Records from a collection ▸
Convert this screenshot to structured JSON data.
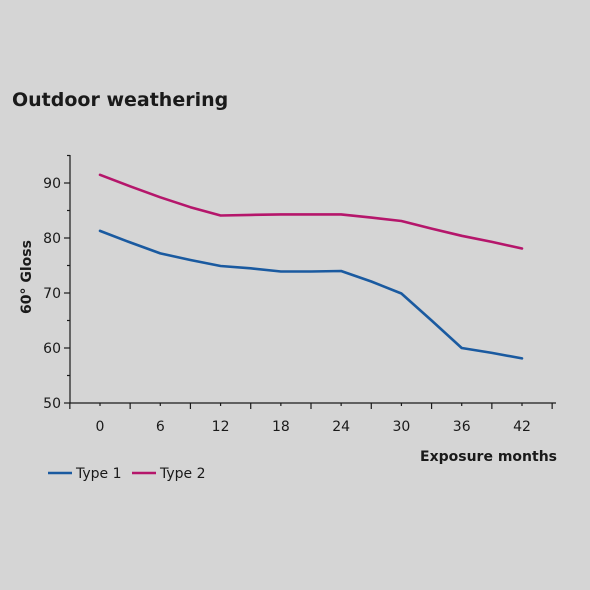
{
  "chart_data": {
    "type": "line",
    "title": "Outdoor weathering",
    "xlabel": "Exposure months",
    "ylabel": "60° Gloss",
    "x_ticks": [
      0,
      6,
      12,
      18,
      24,
      30,
      36,
      42
    ],
    "y_ticks": [
      50,
      60,
      70,
      80,
      90
    ],
    "xlim": [
      -3,
      45
    ],
    "ylim": [
      50,
      95
    ],
    "grid": false,
    "legend_position": "bottom-left",
    "series": [
      {
        "name": "Type 1",
        "color": "#1a5aa0",
        "points": [
          [
            0,
            81.3
          ],
          [
            3,
            79.2
          ],
          [
            6,
            77.2
          ],
          [
            9,
            76
          ],
          [
            12,
            74.9
          ],
          [
            15,
            74.5
          ],
          [
            18,
            73.9
          ],
          [
            21,
            73.9
          ],
          [
            24,
            74
          ],
          [
            27,
            72.1
          ],
          [
            30,
            69.9
          ],
          [
            33,
            65
          ],
          [
            36,
            60
          ],
          [
            39,
            59.1
          ],
          [
            42,
            58.1
          ]
        ]
      },
      {
        "name": "Type 2",
        "color": "#b5166b",
        "points": [
          [
            0,
            91.5
          ],
          [
            3,
            89.4
          ],
          [
            6,
            87.4
          ],
          [
            9,
            85.6
          ],
          [
            12,
            84.1
          ],
          [
            15,
            84.2
          ],
          [
            18,
            84.3
          ],
          [
            21,
            84.3
          ],
          [
            24,
            84.3
          ],
          [
            27,
            83.7
          ],
          [
            30,
            83.1
          ],
          [
            33,
            81.7
          ],
          [
            36,
            80.4
          ],
          [
            39,
            79.3
          ],
          [
            42,
            78.1
          ]
        ]
      }
    ]
  }
}
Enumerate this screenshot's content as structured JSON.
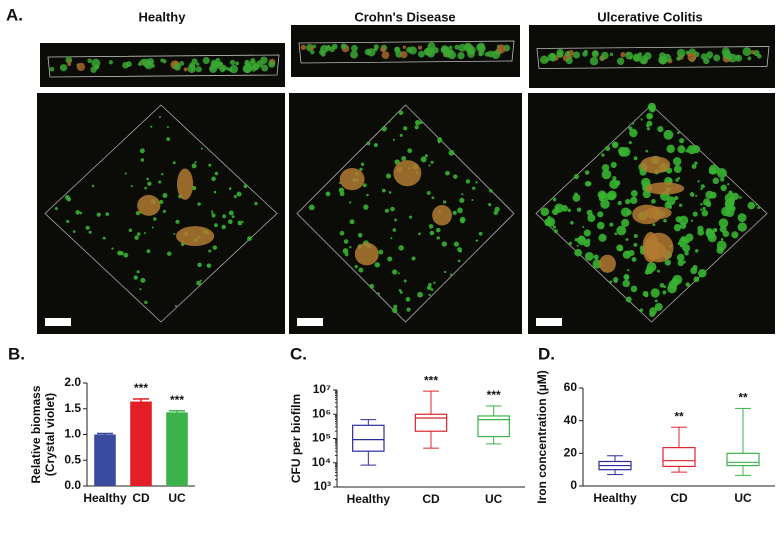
{
  "figure": {
    "panel_label": "A.",
    "column_titles": [
      "Healthy",
      "Crohn's Disease",
      "Ulcerative Colitis"
    ]
  },
  "chart_data": [
    {
      "type": "bar",
      "panel_label": "B.",
      "y_label": [
        "Relative biomass",
        "(Crystal violet)"
      ],
      "categories": [
        "Healthy",
        "CD",
        "UC"
      ],
      "values": [
        1.0,
        1.64,
        1.43
      ],
      "errors": [
        0.02,
        0.05,
        0.03
      ],
      "colors": [
        "#3a4a9f",
        "#e41e26",
        "#3bb34a"
      ],
      "significance": [
        null,
        "***",
        "***"
      ],
      "ylim": [
        0,
        2
      ],
      "yticks": [
        {
          "value": 0,
          "label": "0.0"
        },
        0.5,
        {
          "value": 1,
          "label": "1.0"
        },
        1.5,
        {
          "value": 2,
          "label": "2.0"
        }
      ]
    },
    {
      "type": "box",
      "panel_label": "C.",
      "y_label": [
        "CFU per biofilm"
      ],
      "log_y": true,
      "categories": [
        "Healthy",
        "CD",
        "UC"
      ],
      "colors": [
        "#2b2b9a",
        "#d9262b",
        "#3bb34a"
      ],
      "boxes": [
        {
          "min": 8000,
          "q1": 30000,
          "median": 90000,
          "q3": 350000,
          "max": 600000
        },
        {
          "min": 40000,
          "q1": 200000,
          "median": 700000,
          "q3": 1000000,
          "max": 9000000
        },
        {
          "min": 60000,
          "q1": 120000,
          "median": 600000,
          "q3": 850000,
          "max": 2200000
        }
      ],
      "significance": [
        null,
        "***",
        "***"
      ],
      "ylim": [
        1000,
        10000000
      ],
      "yticks": [
        {
          "value": 1000,
          "label": "10³"
        },
        {
          "value": 10000,
          "label": "10⁴"
        },
        {
          "value": 100000,
          "label": "10⁵"
        },
        {
          "value": 1000000,
          "label": "10⁶"
        },
        {
          "value": 10000000,
          "label": "10⁷"
        }
      ]
    },
    {
      "type": "box",
      "panel_label": "D.",
      "y_label": [
        "Iron concentration (µM)"
      ],
      "log_y": false,
      "categories": [
        "Healthy",
        "CD",
        "UC"
      ],
      "colors": [
        "#2b2b9a",
        "#d9262b",
        "#3bb34a"
      ],
      "boxes": [
        {
          "min": 7,
          "q1": 10,
          "median": 12.5,
          "q3": 15,
          "max": 18.5
        },
        {
          "min": 8.5,
          "q1": 12,
          "median": 15.5,
          "q3": 23.5,
          "max": 36
        },
        {
          "min": 6.5,
          "q1": 12.5,
          "median": 14.5,
          "q3": 20,
          "max": 47.5
        }
      ],
      "significance": [
        null,
        "**",
        "**"
      ],
      "ylim": [
        0,
        60
      ],
      "yticks": [
        0,
        20,
        40,
        60
      ]
    }
  ]
}
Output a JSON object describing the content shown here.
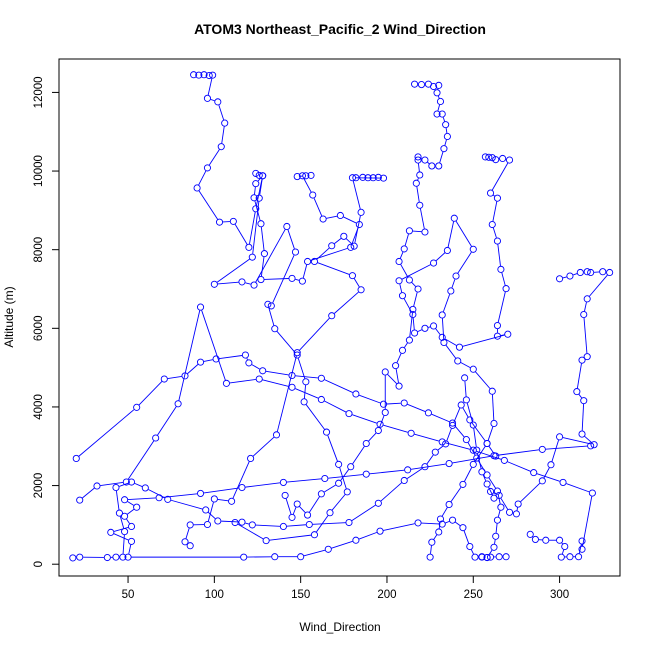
{
  "chart_data": {
    "type": "line",
    "title": "ATOM3 Northeast_Pacific_2 Wind_Direction",
    "xlabel": "Wind_Direction",
    "ylabel": "Altitude (m)",
    "xlim": [
      10,
      335
    ],
    "ylim": [
      -300,
      12850
    ],
    "x_ticks": [
      50,
      100,
      150,
      200,
      250,
      300
    ],
    "x_tick_labels": [
      "50",
      "100",
      "150",
      "200",
      "250",
      "300"
    ],
    "y_ticks": [
      0,
      2000,
      4000,
      6000,
      8000,
      10000,
      12000
    ],
    "y_tick_labels": [
      "0",
      "2000",
      "4000",
      "6000",
      "8000",
      "10000",
      "12000"
    ],
    "grid": false,
    "legend": "none",
    "series_color": "#0000ff",
    "marker": "open-circle",
    "series": [
      {
        "values": [
          [
            88,
            12450
          ],
          [
            91,
            12440
          ],
          [
            94,
            12450
          ],
          [
            97,
            12430
          ],
          [
            99,
            12440
          ],
          [
            96,
            11850
          ],
          [
            102,
            11760
          ],
          [
            106,
            11220
          ],
          [
            104,
            10620
          ],
          [
            96,
            10080
          ],
          [
            90,
            9570
          ],
          [
            103,
            8700
          ],
          [
            111,
            8720
          ],
          [
            120,
            8060
          ],
          [
            124,
            9040
          ],
          [
            128,
            9880
          ],
          [
            126,
            9310
          ],
          [
            122,
            7810
          ],
          [
            100,
            7120
          ],
          [
            116,
            7180
          ],
          [
            123,
            7100
          ],
          [
            142,
            8590
          ],
          [
            147,
            7940
          ],
          [
            133,
            6570
          ],
          [
            131,
            6610
          ],
          [
            135,
            5990
          ],
          [
            148,
            5320
          ],
          [
            153,
            4640
          ],
          [
            152,
            4130
          ],
          [
            165,
            3360
          ],
          [
            172,
            2540
          ],
          [
            177,
            1840
          ],
          [
            167,
            1310
          ],
          [
            158,
            750
          ],
          [
            130,
            600
          ],
          [
            112,
            1060
          ]
        ]
      },
      {
        "values": [
          [
            124,
            9940
          ],
          [
            126,
            9890
          ],
          [
            128,
            9880
          ],
          [
            124,
            9680
          ],
          [
            123,
            9320
          ],
          [
            127,
            8660
          ],
          [
            129,
            7900
          ],
          [
            127,
            7240
          ],
          [
            145,
            7270
          ],
          [
            151,
            7200
          ],
          [
            154,
            7700
          ],
          [
            179,
            8060
          ],
          [
            184,
            8640
          ],
          [
            173,
            8870
          ],
          [
            163,
            8780
          ],
          [
            157,
            9390
          ],
          [
            151,
            9880
          ],
          [
            148,
            9860
          ],
          [
            153,
            9880
          ],
          [
            156,
            9890
          ]
        ]
      },
      {
        "values": [
          [
            182,
            9830
          ],
          [
            186,
            9840
          ],
          [
            189,
            9830
          ],
          [
            192,
            9830
          ],
          [
            195,
            9840
          ],
          [
            198,
            9820
          ],
          [
            180,
            9830
          ],
          [
            185,
            8950
          ],
          [
            181,
            8090
          ],
          [
            175,
            8340
          ],
          [
            168,
            8100
          ],
          [
            158,
            7700
          ],
          [
            180,
            7340
          ],
          [
            185,
            6980
          ],
          [
            168,
            6320
          ],
          [
            148,
            5380
          ],
          [
            136,
            3290
          ],
          [
            121,
            2690
          ],
          [
            110,
            1600
          ],
          [
            100,
            1660
          ],
          [
            96,
            1010
          ],
          [
            86,
            1000
          ],
          [
            83,
            570
          ],
          [
            86,
            470
          ]
        ]
      },
      {
        "values": [
          [
            216,
            12210
          ],
          [
            220,
            12200
          ],
          [
            224,
            12210
          ],
          [
            227,
            12150
          ],
          [
            230,
            12180
          ],
          [
            229,
            11990
          ],
          [
            231,
            11770
          ],
          [
            229,
            11450
          ],
          [
            232,
            11450
          ],
          [
            234,
            11180
          ],
          [
            235,
            10880
          ],
          [
            233,
            10570
          ],
          [
            230,
            10130
          ],
          [
            226,
            10130
          ],
          [
            222,
            10280
          ],
          [
            218,
            10360
          ],
          [
            218,
            10280
          ],
          [
            219,
            9900
          ],
          [
            217,
            9690
          ],
          [
            219,
            9130
          ],
          [
            222,
            8450
          ],
          [
            213,
            8480
          ],
          [
            210,
            8020
          ],
          [
            207,
            7700
          ],
          [
            213,
            7230
          ],
          [
            218,
            7000
          ],
          [
            215,
            6480
          ],
          [
            213,
            5700
          ],
          [
            209,
            5440
          ],
          [
            205,
            5050
          ],
          [
            207,
            4530
          ],
          [
            199,
            4890
          ],
          [
            199,
            3860
          ],
          [
            195,
            3400
          ],
          [
            188,
            3070
          ],
          [
            179,
            2480
          ],
          [
            172,
            2060
          ],
          [
            162,
            1790
          ],
          [
            154,
            1250
          ],
          [
            148,
            1530
          ],
          [
            145,
            1190
          ],
          [
            141,
            1750
          ]
        ]
      },
      {
        "values": [
          [
            257,
            10360
          ],
          [
            259,
            10350
          ],
          [
            261,
            10340
          ],
          [
            263,
            10290
          ],
          [
            267,
            10320
          ],
          [
            271,
            10280
          ],
          [
            260,
            9440
          ],
          [
            264,
            9310
          ],
          [
            261,
            8640
          ],
          [
            264,
            8220
          ],
          [
            266,
            7500
          ],
          [
            269,
            7010
          ],
          [
            264,
            6070
          ],
          [
            264,
            5800
          ],
          [
            270,
            5850
          ],
          [
            242,
            5520
          ],
          [
            232,
            5770
          ],
          [
            227,
            6060
          ],
          [
            222,
            6000
          ],
          [
            216,
            5880
          ],
          [
            215,
            6350
          ],
          [
            209,
            6830
          ],
          [
            207,
            7210
          ],
          [
            227,
            7660
          ],
          [
            235,
            7980
          ],
          [
            239,
            8800
          ],
          [
            250,
            8010
          ],
          [
            240,
            7330
          ],
          [
            237,
            6950
          ],
          [
            232,
            6340
          ],
          [
            233,
            5640
          ],
          [
            241,
            5170
          ],
          [
            250,
            4960
          ],
          [
            261,
            4400
          ],
          [
            262,
            3580
          ],
          [
            258,
            3070
          ],
          [
            250,
            2540
          ],
          [
            244,
            2030
          ],
          [
            236,
            1520
          ],
          [
            231,
            1150
          ],
          [
            230,
            820
          ],
          [
            226,
            560
          ],
          [
            225,
            180
          ]
        ]
      },
      {
        "values": [
          [
            300,
            7260
          ],
          [
            306,
            7330
          ],
          [
            312,
            7420
          ],
          [
            316,
            7440
          ],
          [
            318,
            7420
          ],
          [
            325,
            7440
          ],
          [
            329,
            7420
          ],
          [
            316,
            6750
          ],
          [
            314,
            6350
          ],
          [
            316,
            5280
          ],
          [
            313,
            5190
          ],
          [
            310,
            4390
          ],
          [
            314,
            4160
          ],
          [
            313,
            3310
          ],
          [
            320,
            3040
          ],
          [
            300,
            3240
          ],
          [
            295,
            2530
          ],
          [
            290,
            2120
          ],
          [
            276,
            1530
          ],
          [
            275,
            1280
          ],
          [
            271,
            1320
          ],
          [
            265,
            1750
          ],
          [
            260,
            1850
          ],
          [
            262,
            1680
          ],
          [
            258,
            2040
          ],
          [
            255,
            2350
          ],
          [
            252,
            2900
          ],
          [
            250,
            3540
          ],
          [
            246,
            4180
          ],
          [
            245,
            4740
          ]
        ]
      },
      {
        "values": [
          [
            18,
            160
          ],
          [
            22,
            180
          ],
          [
            38,
            170
          ],
          [
            43,
            180
          ],
          [
            47,
            180
          ],
          [
            48,
            830
          ],
          [
            45,
            1300
          ],
          [
            43,
            1950
          ],
          [
            52,
            2090
          ],
          [
            60,
            1940
          ],
          [
            73,
            1650
          ],
          [
            95,
            1380
          ],
          [
            102,
            1100
          ],
          [
            116,
            1070
          ],
          [
            122,
            1000
          ],
          [
            140,
            960
          ],
          [
            155,
            1010
          ],
          [
            178,
            1060
          ],
          [
            195,
            1550
          ],
          [
            210,
            2130
          ],
          [
            222,
            2480
          ],
          [
            228,
            2850
          ],
          [
            234,
            3060
          ],
          [
            238,
            3530
          ],
          [
            243,
            4050
          ],
          [
            248,
            3670
          ],
          [
            258,
            3070
          ],
          [
            263,
            2750
          ]
        ]
      },
      {
        "values": [
          [
            20,
            2690
          ],
          [
            55,
            3990
          ],
          [
            71,
            4710
          ],
          [
            83,
            4790
          ],
          [
            92,
            5140
          ],
          [
            101,
            5220
          ],
          [
            118,
            5320
          ],
          [
            120,
            5120
          ],
          [
            128,
            4920
          ],
          [
            145,
            4800
          ],
          [
            162,
            4730
          ],
          [
            182,
            4330
          ],
          [
            198,
            4070
          ],
          [
            210,
            4100
          ],
          [
            224,
            3850
          ],
          [
            238,
            3590
          ],
          [
            246,
            3170
          ],
          [
            252,
            2700
          ],
          [
            258,
            2270
          ],
          [
            264,
            1860
          ],
          [
            266,
            1450
          ],
          [
            264,
            1120
          ],
          [
            263,
            710
          ],
          [
            262,
            430
          ],
          [
            258,
            170
          ],
          [
            255,
            180
          ]
        ]
      },
      {
        "values": [
          [
            318,
            3010
          ],
          [
            290,
            2920
          ],
          [
            262,
            2760
          ],
          [
            236,
            2560
          ],
          [
            212,
            2400
          ],
          [
            188,
            2290
          ],
          [
            164,
            2180
          ],
          [
            140,
            2080
          ],
          [
            116,
            1950
          ],
          [
            92,
            1800
          ],
          [
            68,
            1690
          ],
          [
            48,
            1640
          ],
          [
            55,
            1450
          ],
          [
            48,
            1220
          ],
          [
            52,
            960
          ],
          [
            40,
            810
          ],
          [
            52,
            580
          ],
          [
            50,
            180
          ],
          [
            117,
            180
          ],
          [
            135,
            190
          ],
          [
            150,
            190
          ],
          [
            166,
            380
          ],
          [
            182,
            610
          ],
          [
            196,
            840
          ],
          [
            218,
            1050
          ],
          [
            232,
            1020
          ],
          [
            238,
            1120
          ],
          [
            244,
            930
          ],
          [
            248,
            450
          ],
          [
            251,
            180
          ],
          [
            255,
            190
          ],
          [
            258,
            170
          ],
          [
            260,
            180
          ],
          [
            265,
            190
          ],
          [
            269,
            190
          ]
        ]
      },
      {
        "values": [
          [
            283,
            760
          ],
          [
            286,
            630
          ],
          [
            292,
            610
          ],
          [
            300,
            610
          ],
          [
            303,
            450
          ],
          [
            301,
            180
          ],
          [
            306,
            190
          ],
          [
            311,
            190
          ],
          [
            313,
            590
          ],
          [
            313,
            380
          ],
          [
            319,
            1810
          ],
          [
            302,
            2080
          ],
          [
            285,
            2330
          ],
          [
            268,
            2640
          ],
          [
            250,
            2900
          ],
          [
            232,
            3110
          ],
          [
            214,
            3330
          ],
          [
            196,
            3560
          ],
          [
            178,
            3830
          ],
          [
            162,
            4190
          ],
          [
            145,
            4500
          ],
          [
            126,
            4710
          ],
          [
            107,
            4600
          ],
          [
            92,
            6540
          ],
          [
            79,
            4080
          ],
          [
            66,
            3210
          ],
          [
            49,
            2090
          ],
          [
            32,
            1990
          ],
          [
            22,
            1630
          ]
        ]
      }
    ]
  }
}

Objective ▸ Determine the number of lines in the entries above where the string "structured" appears. Answer with the number alone.

Complete output ▸ 2